⟨

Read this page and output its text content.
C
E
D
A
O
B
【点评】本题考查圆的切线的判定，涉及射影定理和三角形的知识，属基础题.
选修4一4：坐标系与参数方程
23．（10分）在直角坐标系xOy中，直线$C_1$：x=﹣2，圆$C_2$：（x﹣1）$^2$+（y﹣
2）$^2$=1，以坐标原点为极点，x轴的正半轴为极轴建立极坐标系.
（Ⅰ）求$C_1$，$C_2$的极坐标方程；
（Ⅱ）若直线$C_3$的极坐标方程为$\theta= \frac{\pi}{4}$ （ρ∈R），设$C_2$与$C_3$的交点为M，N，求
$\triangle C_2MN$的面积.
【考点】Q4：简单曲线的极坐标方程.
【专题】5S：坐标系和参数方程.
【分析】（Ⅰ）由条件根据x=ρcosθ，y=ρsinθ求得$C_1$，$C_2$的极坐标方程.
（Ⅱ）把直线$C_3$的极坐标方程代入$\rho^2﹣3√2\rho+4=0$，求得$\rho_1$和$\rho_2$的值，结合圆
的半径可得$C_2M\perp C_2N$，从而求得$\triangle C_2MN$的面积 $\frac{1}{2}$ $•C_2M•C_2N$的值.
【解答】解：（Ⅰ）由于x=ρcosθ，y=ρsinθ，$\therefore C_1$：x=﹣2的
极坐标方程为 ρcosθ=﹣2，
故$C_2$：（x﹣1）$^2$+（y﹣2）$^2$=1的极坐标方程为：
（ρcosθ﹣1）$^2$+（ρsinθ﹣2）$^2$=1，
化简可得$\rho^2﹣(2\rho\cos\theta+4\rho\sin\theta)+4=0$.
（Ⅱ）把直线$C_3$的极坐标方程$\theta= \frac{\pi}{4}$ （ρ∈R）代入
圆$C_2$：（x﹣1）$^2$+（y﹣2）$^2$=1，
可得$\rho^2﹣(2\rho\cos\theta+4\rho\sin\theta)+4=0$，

⟩

Instructions for the task —
Copy the material above verbatim.

Answer to the exercise —
Read this page and output its text content.
C
E
D
A
O
B
【点评】本题考查圆的切线的判定，涉及射影定理和三角形的知识，属基础题.
选修4一4：坐标系与参数方程
23．（10分）在直角坐标系xOy中，直线$C_1$：x=﹣2，圆$C_2$：（x﹣1）$^2$+（y﹣
2）$^2$=1，以坐标原点为极点，x轴的正半轴为极轴建立极坐标系.
（Ⅰ）求$C_1$，$C_2$的极坐标方程；
（Ⅱ）若直线$C_3$的极坐标方程为$\theta= \frac{\pi}{4}$ （ρ∈R），设$C_2$与$C_3$的交点为M，N，求
$\triangle C_2MN$的面积.
【考点】Q4：简单曲线的极坐标方程.
【专题】5S：坐标系和参数方程.
【分析】（Ⅰ）由条件根据x=ρcosθ，y=ρsinθ求得$C_1$，$C_2$的极坐标方程.
（Ⅱ）把直线$C_3$的极坐标方程代入$\rho^2﹣3√2\rho+4=0$，求得$\rho_1$和$\rho_2$的值，结合圆
的半径可得$C_2M\perp C_2N$，从而求得$\triangle C_2MN$的面积 $\frac{1}{2}$ $•C_2M•C_2N$的值.
【解答】解：（Ⅰ）由于x=ρcosθ，y=ρsinθ，$\therefore C_1$：x=﹣2的
极坐标方程为 ρcosθ=﹣2，
故$C_2$：（x﹣1）$^2$+（y﹣2）$^2$=1的极坐标方程为：
（ρcosθ﹣1）$^2$+（ρsinθ﹣2）$^2$=1，
化简可得$\rho^2﹣(2\rho\cos\theta+4\rho\sin\theta)+4=0$.
（Ⅱ）把直线$C_3$的极坐标方程$\theta= \frac{\pi}{4}$ （ρ∈R）代入
圆$C_2$：（x﹣1）$^2$+（y﹣2）$^2$=1，
可得$\rho^2﹣(2\rho\cos\theta+4\rho\sin\theta)+4=0$，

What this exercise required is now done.